Collection entries:
════════════════════
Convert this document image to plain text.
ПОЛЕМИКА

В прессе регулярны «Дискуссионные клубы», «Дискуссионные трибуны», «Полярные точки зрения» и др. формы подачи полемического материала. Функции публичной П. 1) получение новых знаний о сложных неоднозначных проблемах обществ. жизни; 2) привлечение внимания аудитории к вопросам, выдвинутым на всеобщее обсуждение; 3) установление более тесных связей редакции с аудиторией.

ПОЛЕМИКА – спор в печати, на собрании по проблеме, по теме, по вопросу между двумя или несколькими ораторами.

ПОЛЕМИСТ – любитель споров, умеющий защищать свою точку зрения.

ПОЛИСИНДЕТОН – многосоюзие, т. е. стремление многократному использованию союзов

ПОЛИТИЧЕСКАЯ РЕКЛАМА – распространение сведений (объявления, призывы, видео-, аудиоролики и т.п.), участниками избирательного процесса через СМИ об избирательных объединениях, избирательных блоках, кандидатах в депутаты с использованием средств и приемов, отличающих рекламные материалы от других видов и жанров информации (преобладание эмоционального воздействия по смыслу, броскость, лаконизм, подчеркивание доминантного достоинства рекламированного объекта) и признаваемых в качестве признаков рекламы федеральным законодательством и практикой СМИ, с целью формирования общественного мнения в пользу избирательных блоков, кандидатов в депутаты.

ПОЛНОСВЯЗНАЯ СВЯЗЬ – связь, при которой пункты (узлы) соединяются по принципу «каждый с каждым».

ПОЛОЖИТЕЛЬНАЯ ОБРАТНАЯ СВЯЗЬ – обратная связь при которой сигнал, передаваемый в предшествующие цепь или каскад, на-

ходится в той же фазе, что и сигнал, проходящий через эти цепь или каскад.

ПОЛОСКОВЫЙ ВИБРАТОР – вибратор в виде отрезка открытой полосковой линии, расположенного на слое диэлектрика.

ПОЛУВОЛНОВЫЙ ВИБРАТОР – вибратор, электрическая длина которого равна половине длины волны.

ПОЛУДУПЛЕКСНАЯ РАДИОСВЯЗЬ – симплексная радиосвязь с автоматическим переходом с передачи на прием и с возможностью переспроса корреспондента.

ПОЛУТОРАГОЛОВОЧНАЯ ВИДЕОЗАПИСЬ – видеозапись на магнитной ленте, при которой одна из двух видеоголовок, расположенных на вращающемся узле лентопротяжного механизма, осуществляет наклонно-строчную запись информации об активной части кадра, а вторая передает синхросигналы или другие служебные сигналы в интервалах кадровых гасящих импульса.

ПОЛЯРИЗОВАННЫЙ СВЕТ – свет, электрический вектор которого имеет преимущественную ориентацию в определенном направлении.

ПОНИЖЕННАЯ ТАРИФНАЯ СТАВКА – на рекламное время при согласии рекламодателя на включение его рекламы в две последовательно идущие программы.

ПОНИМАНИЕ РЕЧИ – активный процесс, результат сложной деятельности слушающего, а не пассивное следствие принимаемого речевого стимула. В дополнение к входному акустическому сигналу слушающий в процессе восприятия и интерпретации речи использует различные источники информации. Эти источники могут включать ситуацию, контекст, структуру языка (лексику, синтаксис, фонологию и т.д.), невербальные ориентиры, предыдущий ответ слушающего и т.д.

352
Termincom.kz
════════════════════
Instructions for the task: Provide all the records again, word for word.

Solution to this task:
Convert this document image to plain text.
ПОЛЕМИКА

В прессе регулярны «Дискуссионные клубы», «Дискуссионные трибуны», «Полярные точки зрения» и др. формы подачи полемического материала. Функции публичной П. 1) получение новых знаний о сложных неоднозначных проблемах обществ. жизни; 2) привлечение внимания аудитории к вопросам, выдвинутым на всеобщее обсуждение; 3) установление более тесных связей редакции с аудиторией.

ПОЛЕМИКА – спор в печати, на собрании по проблеме, по теме, по вопросу между двумя или несколькими ораторами.

ПОЛЕМИСТ – любитель споров, умеющий защищать свою точку зрения.

ПОЛИСИНДЕТОН – многосоюзие, т. е. стремление многократному использованию союзов

ПОЛИТИЧЕСКАЯ РЕКЛАМА – распространение сведений (объявления, призывы, видео-, аудиоролики и т.п.), участниками избирательного процесса через СМИ об избирательных объединениях, избирательных блоках, кандидатах в депутаты с использованием средств и приемов, отличающих рекламные материалы от других видов и жанров информации (преобладание эмоционального воздействия по смыслу, броскость, лаконизм, подчеркивание доминантного достоинства рекламированного объекта) и признаваемых в качестве признаков рекламы федеральным законодательством и практикой СМИ, с целью формирования общественного мнения в пользу избирательных блоков, кандидатов в депутаты.

ПОЛНОСВЯЗНАЯ СВЯЗЬ – связь, при которой пункты (узлы) соединяются по принципу «каждый с каждым».

ПОЛОЖИТЕЛЬНАЯ ОБРАТНАЯ СВЯЗЬ – обратная связь при которой сигнал, передаваемый в предшествующие цепь или каскад, на-

ходится в той же фазе, что и сигнал, проходящий через эти цепь или каскад.

ПОЛОСКОВЫЙ ВИБРАТОР – вибратор в виде отрезка открытой полосковой линии, расположенного на слое диэлектрика.

ПОЛУВОЛНОВЫЙ ВИБРАТОР – вибратор, электрическая длина которого равна половине длины волны.

ПОЛУДУПЛЕКСНАЯ РАДИОСВЯЗЬ – симплексная радиосвязь с автоматическим переходом с передачи на прием и с возможностью переспроса корреспондента.

ПОЛУТОРАГОЛОВОЧНАЯ ВИДЕОЗАПИСЬ – видеозапись на магнитной ленте, при которой одна из двух видеоголовок, расположенных на вращающемся узле лентопротяжного механизма, осуществляет наклонно-строчную запись информации об активной части кадра, а вторая передает синхросигналы или другие служебные сигналы в интервалах кадровых гасящих импульса.

ПОЛЯРИЗОВАННЫЙ СВЕТ – свет, электрический вектор которого имеет преимущественную ориентацию в определенном направлении.

ПОНИЖЕННАЯ ТАРИФНАЯ СТАВКА – на рекламное время при согласии рекламодателя на включение его рекламы в две последовательно идущие программы.

ПОНИМАНИЕ РЕЧИ – активный процесс, результат сложной деятельности слушающего, а не пассивное следствие принимаемого речевого стимула. В дополнение к входному акустическому сигналу слушающий в процессе восприятия и интерпретации речи использует различные источники информации. Эти источники могут включать ситуацию, контекст, структуру языка (лексику, синтаксис, фонологию и т.д.), невербальные ориентиры, предыдущий ответ слушающего и т.д.

352
Termincom.kz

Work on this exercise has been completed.